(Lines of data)
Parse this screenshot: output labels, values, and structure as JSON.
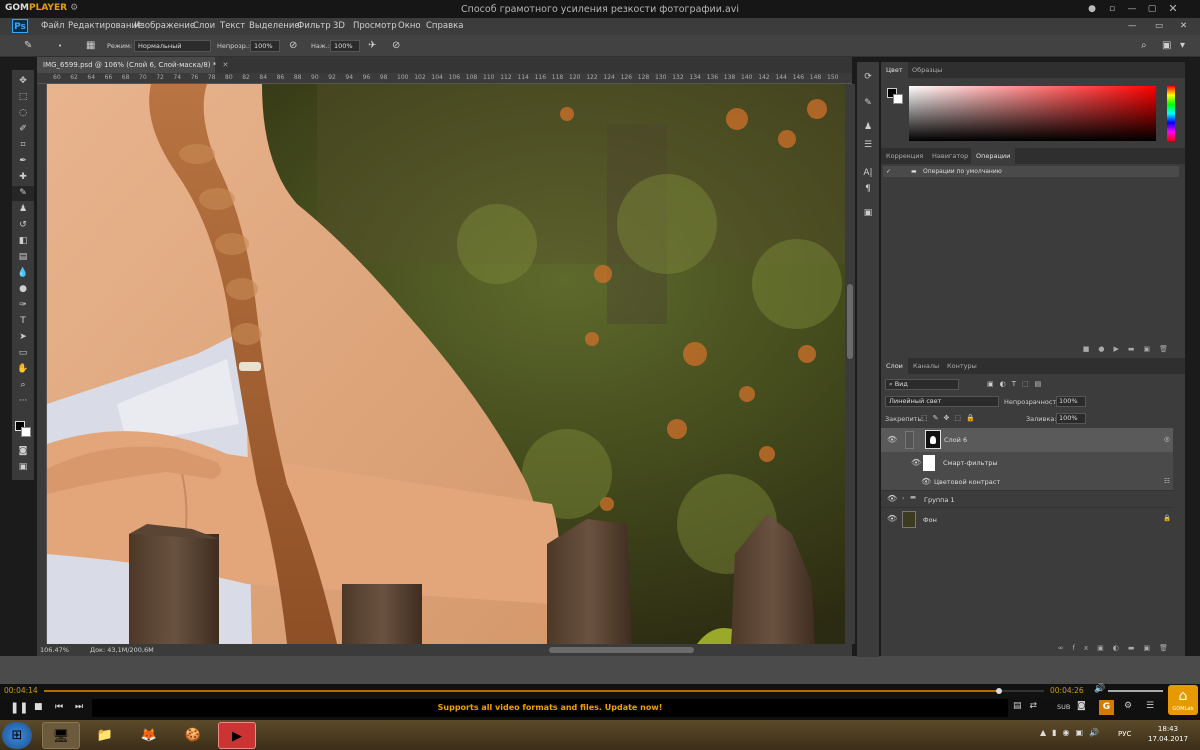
{
  "player": {
    "logo_main": "GOM",
    "logo_sub": "PLAYER",
    "file_title": "Способ грамотного усиления резкости фотографии.avi",
    "time_current": "00:04:14",
    "time_total": "00:04:26",
    "progress": 0.955,
    "ad_text": "Supports all video formats and files. Update now!",
    "logo_tag": "GOMLab"
  },
  "ps": {
    "logo": "Ps",
    "menu": [
      "Файл",
      "Редактирование",
      "Изображение",
      "Слои",
      "Текст",
      "Выделение",
      "Фильтр",
      "3D",
      "Просмотр",
      "Окно",
      "Справка"
    ],
    "options": {
      "mode_label": "Режим:",
      "mode_value": "Нормальный",
      "opacity_label": "Непрозр.:",
      "opacity_value": "100%",
      "flow_label": "Наж.:",
      "flow_value": "100%"
    },
    "doc_tab": "IMG_6599.psd @ 106% (Слой 6, Слой-маска/8) *",
    "ruler_marks": [
      "60",
      "62",
      "64",
      "66",
      "68",
      "70",
      "72",
      "74",
      "76",
      "78",
      "80",
      "82",
      "84",
      "86",
      "88",
      "90",
      "92",
      "94",
      "96",
      "98",
      "100",
      "102",
      "104",
      "106",
      "108",
      "110",
      "112",
      "114",
      "116",
      "118",
      "120",
      "122",
      "124",
      "126",
      "128",
      "130",
      "132",
      "134",
      "136",
      "138",
      "140",
      "142",
      "144",
      "146",
      "148",
      "150"
    ],
    "status_zoom": "106.47%",
    "status_doc": "Док: 43,1M/200,6M",
    "color_panel": {
      "tabs": [
        "Цвет",
        "Образцы"
      ]
    },
    "actions_panel": {
      "tabs": [
        "Коррекция",
        "Навигатор",
        "Операции"
      ],
      "default_set": "Операции по умолчанию"
    },
    "layers_panel": {
      "tabs": [
        "Слои",
        "Каналы",
        "Контуры"
      ],
      "filter_kind": "Вид",
      "blend_mode": "Линейный свет",
      "opacity_label": "Непрозрачность:",
      "opacity_value": "100%",
      "lock_label": "Закрепить:",
      "fill_label": "Заливка:",
      "fill_value": "100%",
      "layers": [
        {
          "name": "Слой 6"
        },
        {
          "name": "Смарт-фильтры"
        },
        {
          "name": "Цветовой контраст"
        },
        {
          "name": "Группа 1"
        },
        {
          "name": "Фон"
        }
      ]
    }
  },
  "taskbar": {
    "lang": "РУС",
    "time": "18:43",
    "date": "17.04.2017"
  }
}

■ **Short task**
Identify each line in the records above that contains the word "Слой", and copy it out in full.

■ **Answer to the task**
    "doc_tab": "IMG_6599.psd @ 106% (Слой 6, Слой-маска/8) *",
          "name": "Слой 6"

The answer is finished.